◆ **Task prompt**
Restate all of the data exactly.
'''
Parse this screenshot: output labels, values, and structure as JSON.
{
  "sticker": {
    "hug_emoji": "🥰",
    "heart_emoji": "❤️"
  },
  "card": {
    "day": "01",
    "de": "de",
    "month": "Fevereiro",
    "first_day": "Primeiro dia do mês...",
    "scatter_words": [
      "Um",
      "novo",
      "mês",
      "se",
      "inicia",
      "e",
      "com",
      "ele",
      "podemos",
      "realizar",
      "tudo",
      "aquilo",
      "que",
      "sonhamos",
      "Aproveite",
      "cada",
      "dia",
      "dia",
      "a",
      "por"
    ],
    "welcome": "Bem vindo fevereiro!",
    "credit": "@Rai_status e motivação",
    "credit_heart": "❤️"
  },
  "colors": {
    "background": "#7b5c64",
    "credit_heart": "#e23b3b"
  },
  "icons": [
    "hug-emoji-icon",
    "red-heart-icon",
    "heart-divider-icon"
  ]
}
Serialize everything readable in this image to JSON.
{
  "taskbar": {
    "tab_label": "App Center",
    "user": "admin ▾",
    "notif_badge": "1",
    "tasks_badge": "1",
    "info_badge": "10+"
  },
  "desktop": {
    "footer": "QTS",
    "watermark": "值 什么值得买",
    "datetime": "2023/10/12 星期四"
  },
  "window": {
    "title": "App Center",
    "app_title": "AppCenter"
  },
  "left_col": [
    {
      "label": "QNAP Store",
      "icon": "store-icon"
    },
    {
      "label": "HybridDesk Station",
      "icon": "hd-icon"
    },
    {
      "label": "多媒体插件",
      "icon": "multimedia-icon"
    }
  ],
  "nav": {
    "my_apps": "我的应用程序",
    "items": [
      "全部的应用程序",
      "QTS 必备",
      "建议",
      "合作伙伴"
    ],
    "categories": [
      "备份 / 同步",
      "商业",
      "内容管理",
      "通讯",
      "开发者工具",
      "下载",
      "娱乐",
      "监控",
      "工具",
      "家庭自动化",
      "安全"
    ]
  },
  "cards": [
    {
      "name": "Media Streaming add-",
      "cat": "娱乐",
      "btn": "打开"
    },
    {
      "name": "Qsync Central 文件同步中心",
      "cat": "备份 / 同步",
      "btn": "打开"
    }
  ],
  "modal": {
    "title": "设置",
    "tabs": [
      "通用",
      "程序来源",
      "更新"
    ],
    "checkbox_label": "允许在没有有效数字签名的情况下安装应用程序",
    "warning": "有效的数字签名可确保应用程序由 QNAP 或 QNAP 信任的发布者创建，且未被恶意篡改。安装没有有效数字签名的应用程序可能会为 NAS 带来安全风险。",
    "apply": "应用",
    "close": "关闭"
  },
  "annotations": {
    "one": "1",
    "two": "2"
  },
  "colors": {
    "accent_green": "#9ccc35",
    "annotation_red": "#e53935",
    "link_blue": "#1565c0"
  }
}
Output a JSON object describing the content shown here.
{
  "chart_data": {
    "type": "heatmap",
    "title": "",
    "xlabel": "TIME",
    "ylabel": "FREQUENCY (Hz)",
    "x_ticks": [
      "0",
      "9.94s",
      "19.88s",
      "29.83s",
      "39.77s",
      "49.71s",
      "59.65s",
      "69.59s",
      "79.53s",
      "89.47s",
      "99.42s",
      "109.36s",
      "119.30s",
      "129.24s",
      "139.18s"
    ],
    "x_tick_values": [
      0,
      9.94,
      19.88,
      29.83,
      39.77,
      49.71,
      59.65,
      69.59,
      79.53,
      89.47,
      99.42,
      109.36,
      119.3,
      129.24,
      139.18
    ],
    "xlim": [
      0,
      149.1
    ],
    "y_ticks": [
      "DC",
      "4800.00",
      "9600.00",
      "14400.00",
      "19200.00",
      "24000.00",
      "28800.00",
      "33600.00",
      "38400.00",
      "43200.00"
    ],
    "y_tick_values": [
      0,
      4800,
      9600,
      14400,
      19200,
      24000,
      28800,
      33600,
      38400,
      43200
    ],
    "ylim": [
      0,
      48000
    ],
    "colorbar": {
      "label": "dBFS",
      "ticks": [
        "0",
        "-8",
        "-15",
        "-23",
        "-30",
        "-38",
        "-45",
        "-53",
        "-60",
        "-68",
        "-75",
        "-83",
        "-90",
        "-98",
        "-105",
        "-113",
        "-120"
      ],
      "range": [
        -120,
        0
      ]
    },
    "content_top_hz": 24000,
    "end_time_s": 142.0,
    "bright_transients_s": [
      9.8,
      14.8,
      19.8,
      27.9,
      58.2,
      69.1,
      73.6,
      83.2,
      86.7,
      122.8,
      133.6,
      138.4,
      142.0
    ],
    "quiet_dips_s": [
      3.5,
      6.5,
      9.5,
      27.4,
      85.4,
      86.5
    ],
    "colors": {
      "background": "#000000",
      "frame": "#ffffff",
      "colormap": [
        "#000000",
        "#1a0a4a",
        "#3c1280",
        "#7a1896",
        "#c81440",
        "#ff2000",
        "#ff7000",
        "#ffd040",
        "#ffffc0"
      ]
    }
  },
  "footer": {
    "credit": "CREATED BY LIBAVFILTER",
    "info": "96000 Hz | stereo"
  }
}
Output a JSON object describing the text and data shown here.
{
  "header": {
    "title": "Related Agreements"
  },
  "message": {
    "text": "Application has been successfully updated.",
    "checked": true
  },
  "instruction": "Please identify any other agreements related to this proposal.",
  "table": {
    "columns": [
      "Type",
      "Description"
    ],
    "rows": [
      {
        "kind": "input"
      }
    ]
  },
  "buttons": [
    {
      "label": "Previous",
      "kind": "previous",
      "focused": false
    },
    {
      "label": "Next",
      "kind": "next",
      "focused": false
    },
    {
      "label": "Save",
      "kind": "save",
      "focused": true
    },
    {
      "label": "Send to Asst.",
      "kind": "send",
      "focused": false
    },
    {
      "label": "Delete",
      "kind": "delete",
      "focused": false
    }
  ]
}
'''
◆ **Problem solution**
Parse this screenshot: output labels, values, and structure as JSON.
{
  "sticker": {
    "hug_emoji": "🥰",
    "heart_emoji": "❤️"
  },
  "card": {
    "day": "01",
    "de": "de",
    "month": "Fevereiro",
    "first_day": "Primeiro dia do mês...",
    "scatter_words": [
      "Um",
      "novo",
      "mês",
      "se",
      "inicia",
      "e",
      "com",
      "ele",
      "podemos",
      "realizar",
      "tudo",
      "aquilo",
      "que",
      "sonhamos",
      "Aproveite",
      "cada",
      "dia",
      "dia",
      "a",
      "por"
    ],
    "welcome": "Bem vindo fevereiro!",
    "credit": "@Rai_status e motivação",
    "credit_heart": "❤️"
  },
  "colors": {
    "background": "#7b5c64",
    "credit_heart": "#e23b3b"
  },
  "icons": [
    "hug-emoji-icon",
    "red-heart-icon",
    "heart-divider-icon"
  ]
}
Serialize everything readable in this image to JSON.
{
  "taskbar": {
    "tab_label": "App Center",
    "user": "admin ▾",
    "notif_badge": "1",
    "tasks_badge": "1",
    "info_badge": "10+"
  },
  "desktop": {
    "footer": "QTS",
    "watermark": "值 什么值得买",
    "datetime": "2023/10/12 星期四"
  },
  "window": {
    "title": "App Center",
    "app_title": "AppCenter"
  },
  "left_col": [
    {
      "label": "QNAP Store",
      "icon": "store-icon"
    },
    {
      "label": "HybridDesk Station",
      "icon": "hd-icon"
    },
    {
      "label": "多媒体插件",
      "icon": "multimedia-icon"
    }
  ],
  "nav": {
    "my_apps": "我的应用程序",
    "items": [
      "全部的应用程序",
      "QTS 必备",
      "建议",
      "合作伙伴"
    ],
    "categories": [
      "备份 / 同步",
      "商业",
      "内容管理",
      "通讯",
      "开发者工具",
      "下载",
      "娱乐",
      "监控",
      "工具",
      "家庭自动化",
      "安全"
    ]
  },
  "cards": [
    {
      "name": "Media Streaming add-",
      "cat": "娱乐",
      "btn": "打开"
    },
    {
      "name": "Qsync Central 文件同步中心",
      "cat": "备份 / 同步",
      "btn": "打开"
    }
  ],
  "modal": {
    "title": "设置",
    "tabs": [
      "通用",
      "程序来源",
      "更新"
    ],
    "checkbox_label": "允许在没有有效数字签名的情况下安装应用程序",
    "warning": "有效的数字签名可确保应用程序由 QNAP 或 QNAP 信任的发布者创建，且未被恶意篡改。安装没有有效数字签名的应用程序可能会为 NAS 带来安全风险。",
    "apply": "应用",
    "close": "关闭"
  },
  "annotations": {
    "one": "1",
    "two": "2"
  },
  "colors": {
    "accent_green": "#9ccc35",
    "annotation_red": "#e53935",
    "link_blue": "#1565c0"
  }
}
Output a JSON object describing the content shown here.
{
  "chart_data": {
    "type": "heatmap",
    "title": "",
    "xlabel": "TIME",
    "ylabel": "FREQUENCY (Hz)",
    "x_ticks": [
      "0",
      "9.94s",
      "19.88s",
      "29.83s",
      "39.77s",
      "49.71s",
      "59.65s",
      "69.59s",
      "79.53s",
      "89.47s",
      "99.42s",
      "109.36s",
      "119.30s",
      "129.24s",
      "139.18s"
    ],
    "x_tick_values": [
      0,
      9.94,
      19.88,
      29.83,
      39.77,
      49.71,
      59.65,
      69.59,
      79.53,
      89.47,
      99.42,
      109.36,
      119.3,
      129.24,
      139.18
    ],
    "xlim": [
      0,
      149.1
    ],
    "y_ticks": [
      "DC",
      "4800.00",
      "9600.00",
      "14400.00",
      "19200.00",
      "24000.00",
      "28800.00",
      "33600.00",
      "38400.00",
      "43200.00"
    ],
    "y_tick_values": [
      0,
      4800,
      9600,
      14400,
      19200,
      24000,
      28800,
      33600,
      38400,
      43200
    ],
    "ylim": [
      0,
      48000
    ],
    "colorbar": {
      "label": "dBFS",
      "ticks": [
        "0",
        "-8",
        "-15",
        "-23",
        "-30",
        "-38",
        "-45",
        "-53",
        "-60",
        "-68",
        "-75",
        "-83",
        "-90",
        "-98",
        "-105",
        "-113",
        "-120"
      ],
      "range": [
        -120,
        0
      ]
    },
    "content_top_hz": 24000,
    "end_time_s": 142.0,
    "bright_transients_s": [
      9.8,
      14.8,
      19.8,
      27.9,
      58.2,
      69.1,
      73.6,
      83.2,
      86.7,
      122.8,
      133.6,
      138.4,
      142.0
    ],
    "quiet_dips_s": [
      3.5,
      6.5,
      9.5,
      27.4,
      85.4,
      86.5
    ],
    "colors": {
      "background": "#000000",
      "frame": "#ffffff",
      "colormap": [
        "#000000",
        "#1a0a4a",
        "#3c1280",
        "#7a1896",
        "#c81440",
        "#ff2000",
        "#ff7000",
        "#ffd040",
        "#ffffc0"
      ]
    }
  },
  "footer": {
    "credit": "CREATED BY LIBAVFILTER",
    "info": "96000 Hz | stereo"
  }
}
Output a JSON object describing the text and data shown here.
{
  "header": {
    "title": "Related Agreements"
  },
  "message": {
    "text": "Application has been successfully updated.",
    "checked": true
  },
  "instruction": "Please identify any other agreements related to this proposal.",
  "table": {
    "columns": [
      "Type",
      "Description"
    ],
    "rows": [
      {
        "kind": "input"
      }
    ]
  },
  "buttons": [
    {
      "label": "Previous",
      "kind": "previous",
      "focused": false
    },
    {
      "label": "Next",
      "kind": "next",
      "focused": false
    },
    {
      "label": "Save",
      "kind": "save",
      "focused": true
    },
    {
      "label": "Send to Asst.",
      "kind": "send",
      "focused": false
    },
    {
      "label": "Delete",
      "kind": "delete",
      "focused": false
    }
  ]
}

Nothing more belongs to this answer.